++++ EXCERPTED RECORDS
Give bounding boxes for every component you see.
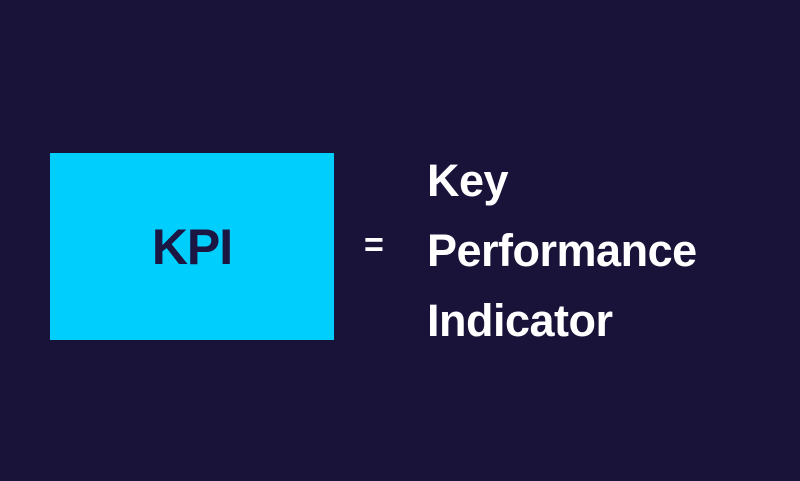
expansion-word-key: Key [427, 155, 509, 206]
acronym: KPI [151, 218, 233, 275]
equals-sign: = [364, 226, 384, 264]
kpi-box: KPI [50, 153, 334, 340]
expansion-word-performance: Performance [427, 225, 697, 276]
expansion-word-indicator: Indicator [427, 295, 613, 346]
acronym-expansion: Key Performance Indicator [427, 146, 697, 356]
++++++++
- **REQUEST**: Please print the lines above again word for word, omitting the pictures.

- **RESULT OF THE EXERCISE**:
Give bounding boxes for every component you see.
expansion-word-key: Key [427, 155, 509, 206]
acronym: KPI [151, 218, 233, 275]
equals-sign: = [364, 226, 384, 264]
kpi-box: KPI [50, 153, 334, 340]
expansion-word-performance: Performance [427, 225, 697, 276]
expansion-word-indicator: Indicator [427, 295, 613, 346]
acronym-expansion: Key Performance Indicator [427, 146, 697, 356]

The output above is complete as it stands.